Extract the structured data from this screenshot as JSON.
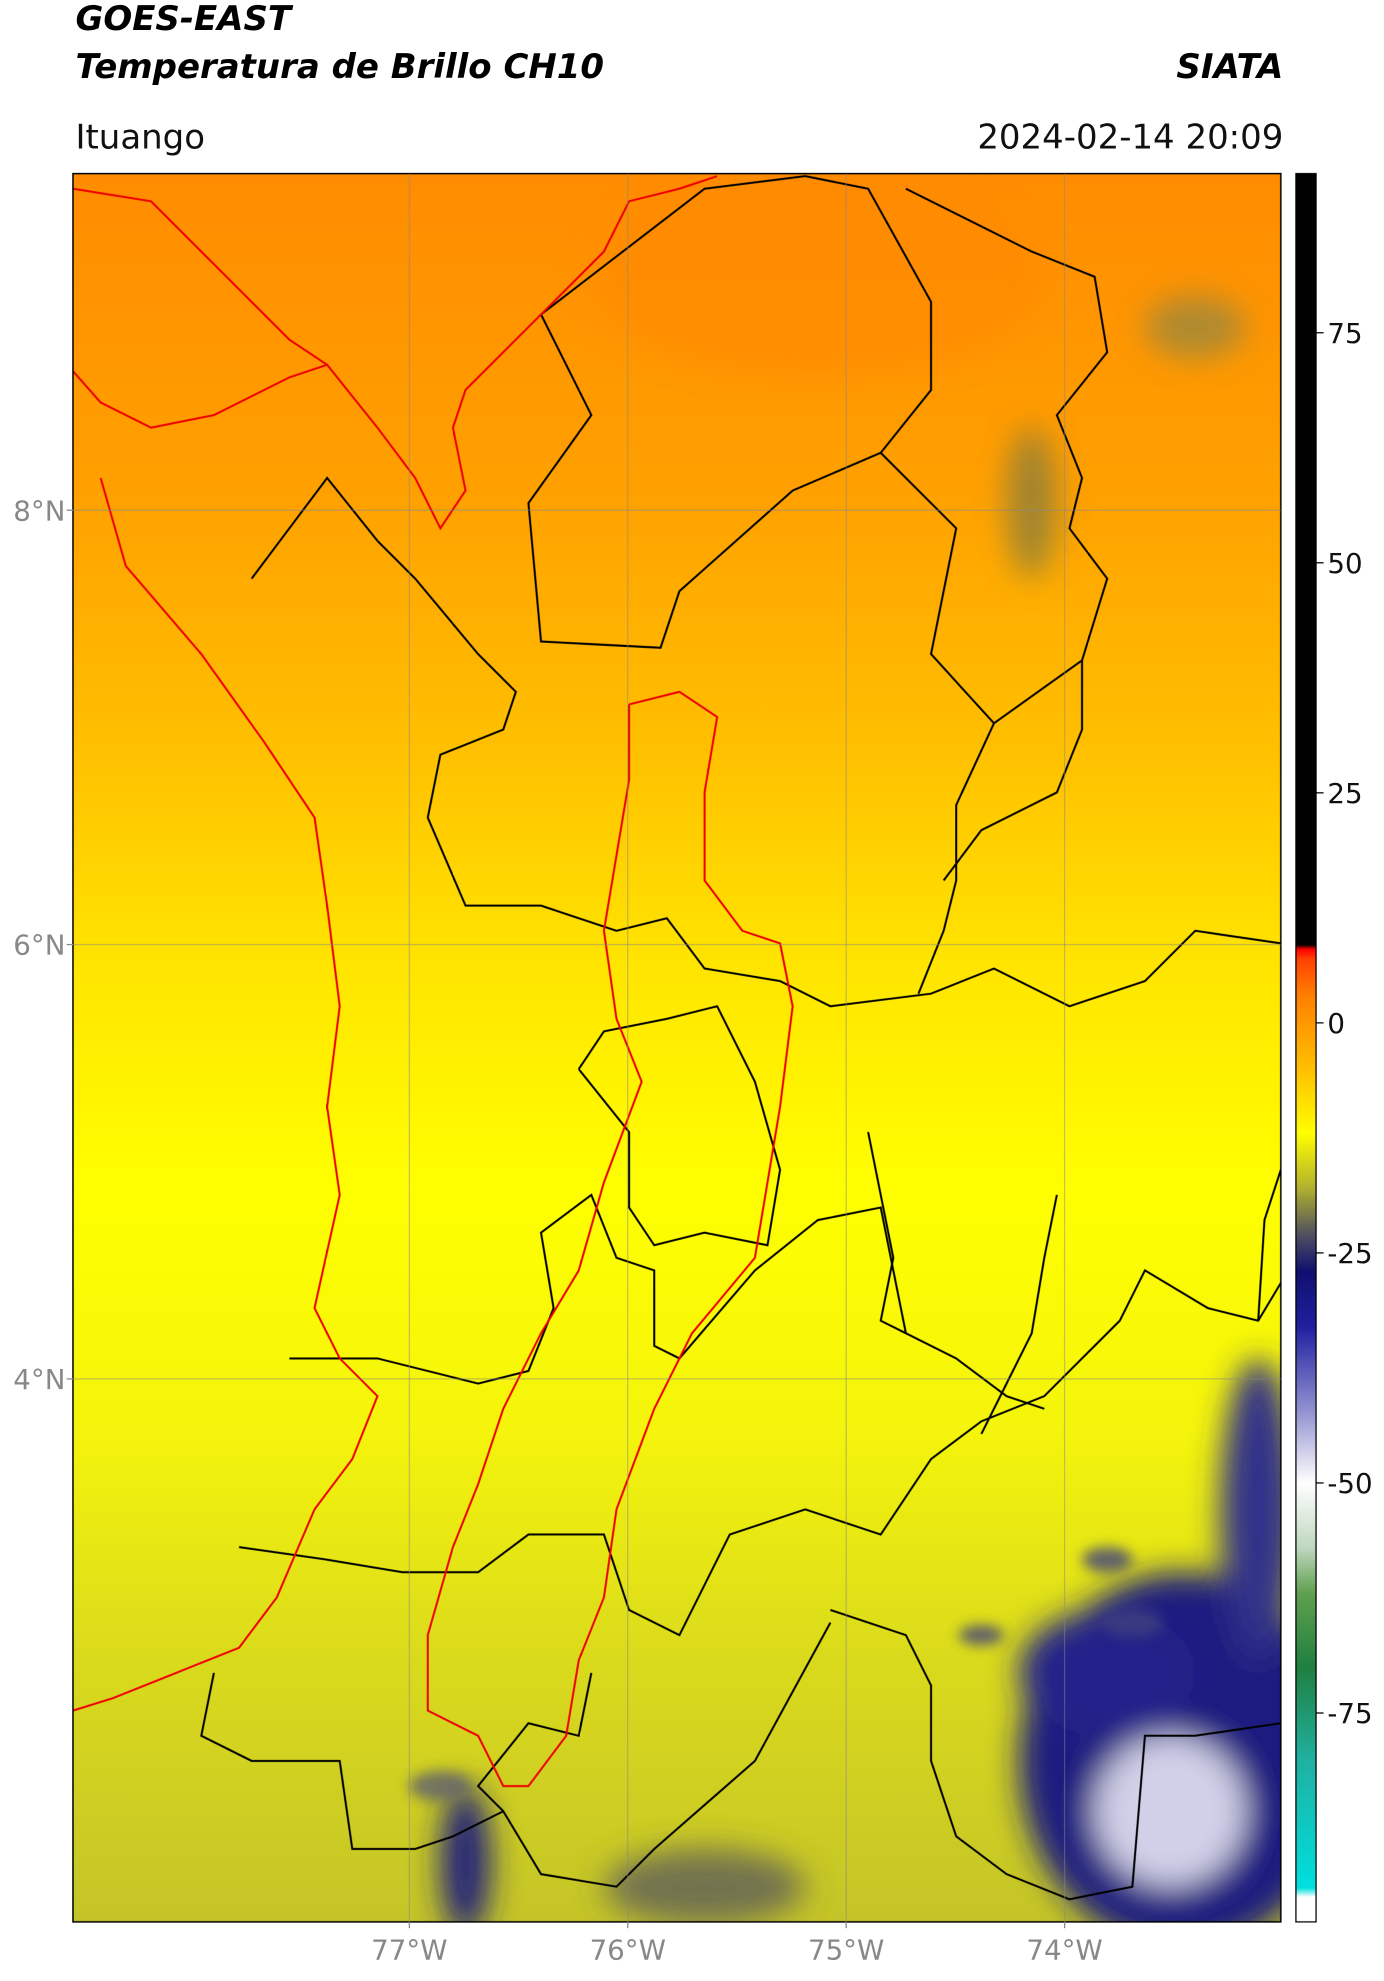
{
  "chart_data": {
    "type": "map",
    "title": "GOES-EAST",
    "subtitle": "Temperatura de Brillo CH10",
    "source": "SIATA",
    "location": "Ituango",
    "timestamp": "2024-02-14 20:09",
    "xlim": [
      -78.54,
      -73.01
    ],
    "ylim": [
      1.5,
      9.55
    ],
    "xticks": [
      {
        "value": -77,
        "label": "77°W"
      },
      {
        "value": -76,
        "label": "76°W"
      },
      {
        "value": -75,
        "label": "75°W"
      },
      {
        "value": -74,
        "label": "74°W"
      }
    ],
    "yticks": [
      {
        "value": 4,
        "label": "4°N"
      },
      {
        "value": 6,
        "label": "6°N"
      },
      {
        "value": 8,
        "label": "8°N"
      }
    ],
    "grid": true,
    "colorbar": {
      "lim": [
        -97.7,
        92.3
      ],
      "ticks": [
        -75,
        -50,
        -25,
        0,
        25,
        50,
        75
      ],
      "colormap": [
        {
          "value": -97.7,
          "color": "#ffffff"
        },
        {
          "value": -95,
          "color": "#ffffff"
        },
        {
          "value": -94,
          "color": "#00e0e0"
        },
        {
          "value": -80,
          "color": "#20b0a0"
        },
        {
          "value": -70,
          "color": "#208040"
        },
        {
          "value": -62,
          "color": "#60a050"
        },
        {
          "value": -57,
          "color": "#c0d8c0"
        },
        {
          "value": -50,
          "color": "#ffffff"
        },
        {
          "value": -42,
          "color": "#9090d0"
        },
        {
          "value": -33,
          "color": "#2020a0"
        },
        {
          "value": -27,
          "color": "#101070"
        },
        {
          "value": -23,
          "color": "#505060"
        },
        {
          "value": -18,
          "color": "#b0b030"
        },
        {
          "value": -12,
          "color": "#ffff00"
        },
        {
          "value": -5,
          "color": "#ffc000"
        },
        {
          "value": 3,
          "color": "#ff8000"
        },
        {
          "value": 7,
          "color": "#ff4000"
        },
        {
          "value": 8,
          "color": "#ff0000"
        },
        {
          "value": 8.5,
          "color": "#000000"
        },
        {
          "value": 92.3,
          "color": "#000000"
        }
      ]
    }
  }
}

++++

### What you should do
Return each line among the entries that holds the word "label".

### Completed task
        "label": "77°W"
        "label": "76°W"
        "label": "75°W"
        "label": "74°W"
        "label": "4°N"
        "label": "6°N"
        "label": "8°N"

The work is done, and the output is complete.